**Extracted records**

==========

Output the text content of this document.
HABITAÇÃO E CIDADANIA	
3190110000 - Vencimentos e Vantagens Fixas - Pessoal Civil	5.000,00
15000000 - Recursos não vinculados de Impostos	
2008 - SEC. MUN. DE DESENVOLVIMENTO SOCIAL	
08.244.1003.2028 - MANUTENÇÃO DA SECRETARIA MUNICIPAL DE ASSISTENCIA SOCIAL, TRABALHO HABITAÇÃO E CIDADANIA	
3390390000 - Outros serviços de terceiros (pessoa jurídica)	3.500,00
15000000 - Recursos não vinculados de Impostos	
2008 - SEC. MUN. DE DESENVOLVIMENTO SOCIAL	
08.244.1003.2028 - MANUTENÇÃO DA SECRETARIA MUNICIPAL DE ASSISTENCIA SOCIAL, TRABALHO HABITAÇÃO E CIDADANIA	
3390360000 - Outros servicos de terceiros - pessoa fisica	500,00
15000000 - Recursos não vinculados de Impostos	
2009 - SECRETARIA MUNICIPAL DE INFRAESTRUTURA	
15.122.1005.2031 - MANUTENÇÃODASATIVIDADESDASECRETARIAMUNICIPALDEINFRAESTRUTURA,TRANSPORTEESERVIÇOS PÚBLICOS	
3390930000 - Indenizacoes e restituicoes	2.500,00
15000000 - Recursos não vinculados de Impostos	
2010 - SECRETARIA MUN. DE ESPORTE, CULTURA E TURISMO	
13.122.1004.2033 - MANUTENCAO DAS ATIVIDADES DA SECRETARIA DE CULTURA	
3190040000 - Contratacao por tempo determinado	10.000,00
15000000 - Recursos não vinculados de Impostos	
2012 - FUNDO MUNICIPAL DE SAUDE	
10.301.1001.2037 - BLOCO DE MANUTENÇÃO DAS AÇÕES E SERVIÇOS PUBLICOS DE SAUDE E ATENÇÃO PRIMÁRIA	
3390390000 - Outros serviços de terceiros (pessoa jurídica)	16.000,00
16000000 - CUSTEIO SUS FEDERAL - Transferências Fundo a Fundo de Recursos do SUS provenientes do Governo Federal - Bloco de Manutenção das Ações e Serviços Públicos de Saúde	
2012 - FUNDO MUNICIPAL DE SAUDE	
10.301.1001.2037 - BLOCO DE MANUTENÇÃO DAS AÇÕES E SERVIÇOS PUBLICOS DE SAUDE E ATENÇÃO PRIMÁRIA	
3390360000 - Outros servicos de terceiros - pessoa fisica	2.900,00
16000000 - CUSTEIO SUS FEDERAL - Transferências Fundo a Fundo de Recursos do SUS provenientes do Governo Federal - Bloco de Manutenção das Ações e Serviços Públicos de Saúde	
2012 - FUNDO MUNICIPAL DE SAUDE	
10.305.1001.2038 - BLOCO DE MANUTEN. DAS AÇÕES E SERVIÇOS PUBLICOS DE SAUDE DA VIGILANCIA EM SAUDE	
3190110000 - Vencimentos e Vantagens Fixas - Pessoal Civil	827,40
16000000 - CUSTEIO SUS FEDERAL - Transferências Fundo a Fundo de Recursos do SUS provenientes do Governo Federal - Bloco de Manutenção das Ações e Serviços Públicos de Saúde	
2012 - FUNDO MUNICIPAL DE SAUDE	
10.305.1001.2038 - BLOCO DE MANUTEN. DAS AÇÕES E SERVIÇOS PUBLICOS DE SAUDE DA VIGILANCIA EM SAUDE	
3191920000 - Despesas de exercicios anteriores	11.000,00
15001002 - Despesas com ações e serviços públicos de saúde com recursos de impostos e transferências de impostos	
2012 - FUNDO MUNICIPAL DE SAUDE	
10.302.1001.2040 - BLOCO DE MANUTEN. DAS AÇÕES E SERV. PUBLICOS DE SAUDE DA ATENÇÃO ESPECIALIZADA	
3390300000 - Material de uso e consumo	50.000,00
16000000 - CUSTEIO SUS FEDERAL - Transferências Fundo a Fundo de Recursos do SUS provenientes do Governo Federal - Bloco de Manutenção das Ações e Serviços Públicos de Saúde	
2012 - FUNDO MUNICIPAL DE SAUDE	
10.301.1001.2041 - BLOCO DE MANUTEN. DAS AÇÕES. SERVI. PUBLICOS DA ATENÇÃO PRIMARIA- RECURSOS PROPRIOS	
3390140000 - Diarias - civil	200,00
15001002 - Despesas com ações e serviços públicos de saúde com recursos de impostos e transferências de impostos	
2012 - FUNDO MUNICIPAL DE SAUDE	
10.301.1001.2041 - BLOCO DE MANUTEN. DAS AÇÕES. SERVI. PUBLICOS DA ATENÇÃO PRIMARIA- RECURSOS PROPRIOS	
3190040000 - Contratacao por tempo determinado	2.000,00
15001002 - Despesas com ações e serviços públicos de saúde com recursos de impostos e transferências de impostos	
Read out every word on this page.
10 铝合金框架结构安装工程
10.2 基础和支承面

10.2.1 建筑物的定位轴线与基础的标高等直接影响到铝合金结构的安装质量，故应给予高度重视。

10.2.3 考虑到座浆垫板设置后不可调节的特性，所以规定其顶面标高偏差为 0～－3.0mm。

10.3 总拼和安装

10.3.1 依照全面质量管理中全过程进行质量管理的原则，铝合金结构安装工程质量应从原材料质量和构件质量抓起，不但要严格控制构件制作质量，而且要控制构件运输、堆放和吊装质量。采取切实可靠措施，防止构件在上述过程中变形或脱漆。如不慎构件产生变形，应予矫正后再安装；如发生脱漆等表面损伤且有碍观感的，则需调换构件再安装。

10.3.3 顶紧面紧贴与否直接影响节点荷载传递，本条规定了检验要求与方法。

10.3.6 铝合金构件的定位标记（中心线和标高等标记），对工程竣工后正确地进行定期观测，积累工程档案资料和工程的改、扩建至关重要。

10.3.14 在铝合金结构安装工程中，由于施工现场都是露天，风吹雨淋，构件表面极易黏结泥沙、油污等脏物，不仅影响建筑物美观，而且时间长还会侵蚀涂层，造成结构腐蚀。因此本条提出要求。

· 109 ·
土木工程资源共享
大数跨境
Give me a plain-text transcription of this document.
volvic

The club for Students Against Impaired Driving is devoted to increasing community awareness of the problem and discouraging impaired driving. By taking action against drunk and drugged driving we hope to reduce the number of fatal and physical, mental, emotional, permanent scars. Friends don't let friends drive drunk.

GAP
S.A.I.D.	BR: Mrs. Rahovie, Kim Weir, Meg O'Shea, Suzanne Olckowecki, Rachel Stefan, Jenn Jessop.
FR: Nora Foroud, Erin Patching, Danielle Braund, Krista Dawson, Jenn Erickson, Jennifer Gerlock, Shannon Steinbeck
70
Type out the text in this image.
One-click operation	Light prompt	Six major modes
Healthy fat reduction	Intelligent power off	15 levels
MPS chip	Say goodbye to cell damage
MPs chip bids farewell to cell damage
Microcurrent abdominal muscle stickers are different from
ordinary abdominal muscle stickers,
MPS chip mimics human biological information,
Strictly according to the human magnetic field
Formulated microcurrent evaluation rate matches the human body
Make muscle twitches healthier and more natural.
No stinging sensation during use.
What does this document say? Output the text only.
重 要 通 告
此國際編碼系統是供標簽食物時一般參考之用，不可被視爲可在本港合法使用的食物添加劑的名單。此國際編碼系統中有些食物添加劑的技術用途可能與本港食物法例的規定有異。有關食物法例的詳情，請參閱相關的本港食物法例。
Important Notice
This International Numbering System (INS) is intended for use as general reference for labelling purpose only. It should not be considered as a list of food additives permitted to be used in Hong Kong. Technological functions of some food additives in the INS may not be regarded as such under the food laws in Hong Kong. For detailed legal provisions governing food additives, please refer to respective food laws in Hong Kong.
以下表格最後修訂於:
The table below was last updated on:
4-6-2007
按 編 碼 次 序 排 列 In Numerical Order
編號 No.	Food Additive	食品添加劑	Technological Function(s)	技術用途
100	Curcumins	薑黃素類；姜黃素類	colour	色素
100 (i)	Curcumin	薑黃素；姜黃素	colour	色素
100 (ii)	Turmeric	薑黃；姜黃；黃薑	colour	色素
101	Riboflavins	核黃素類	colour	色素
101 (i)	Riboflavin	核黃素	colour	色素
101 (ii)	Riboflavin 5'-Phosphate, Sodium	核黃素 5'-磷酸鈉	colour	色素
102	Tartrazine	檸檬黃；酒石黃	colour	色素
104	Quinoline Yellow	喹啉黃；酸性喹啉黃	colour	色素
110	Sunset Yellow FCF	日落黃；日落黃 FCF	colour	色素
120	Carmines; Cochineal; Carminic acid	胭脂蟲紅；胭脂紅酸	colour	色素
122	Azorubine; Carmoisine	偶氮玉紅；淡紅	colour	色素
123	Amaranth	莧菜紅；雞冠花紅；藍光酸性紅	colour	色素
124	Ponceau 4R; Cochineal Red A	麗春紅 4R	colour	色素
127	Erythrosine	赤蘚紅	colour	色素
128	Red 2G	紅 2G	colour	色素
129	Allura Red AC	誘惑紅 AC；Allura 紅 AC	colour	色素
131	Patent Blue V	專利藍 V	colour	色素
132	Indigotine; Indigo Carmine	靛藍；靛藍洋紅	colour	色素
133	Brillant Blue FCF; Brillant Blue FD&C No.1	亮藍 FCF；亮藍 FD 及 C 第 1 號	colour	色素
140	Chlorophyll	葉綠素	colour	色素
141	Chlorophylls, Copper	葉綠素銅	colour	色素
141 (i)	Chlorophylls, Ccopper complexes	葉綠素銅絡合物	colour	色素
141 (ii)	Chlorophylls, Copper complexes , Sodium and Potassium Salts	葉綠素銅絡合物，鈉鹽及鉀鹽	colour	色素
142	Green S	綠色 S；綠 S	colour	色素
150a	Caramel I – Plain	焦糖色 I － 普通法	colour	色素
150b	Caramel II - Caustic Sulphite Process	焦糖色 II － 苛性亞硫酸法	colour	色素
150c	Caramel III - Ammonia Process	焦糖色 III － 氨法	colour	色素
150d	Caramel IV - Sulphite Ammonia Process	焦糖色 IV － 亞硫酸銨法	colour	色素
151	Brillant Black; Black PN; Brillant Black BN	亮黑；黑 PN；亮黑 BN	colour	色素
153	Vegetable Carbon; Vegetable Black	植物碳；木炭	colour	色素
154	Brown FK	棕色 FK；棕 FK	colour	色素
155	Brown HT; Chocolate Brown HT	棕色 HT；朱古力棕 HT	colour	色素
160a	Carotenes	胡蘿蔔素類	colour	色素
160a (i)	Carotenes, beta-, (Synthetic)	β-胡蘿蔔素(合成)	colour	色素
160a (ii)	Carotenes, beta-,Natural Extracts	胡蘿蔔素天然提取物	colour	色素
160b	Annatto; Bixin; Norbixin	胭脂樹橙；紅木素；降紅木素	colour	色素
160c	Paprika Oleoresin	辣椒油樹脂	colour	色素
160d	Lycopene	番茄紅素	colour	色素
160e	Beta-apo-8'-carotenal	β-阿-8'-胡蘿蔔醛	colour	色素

==========

**Problem description**
Go through the entries above and pull out each line with "Ammonia" in it.

**Response**
150c	Caramel III - Ammonia Process	焦糖色 III － 氨法	colour	色素
150d	Caramel IV - Sulphite Ammonia Process	焦糖色 IV － 亞硫酸銨法	colour	色素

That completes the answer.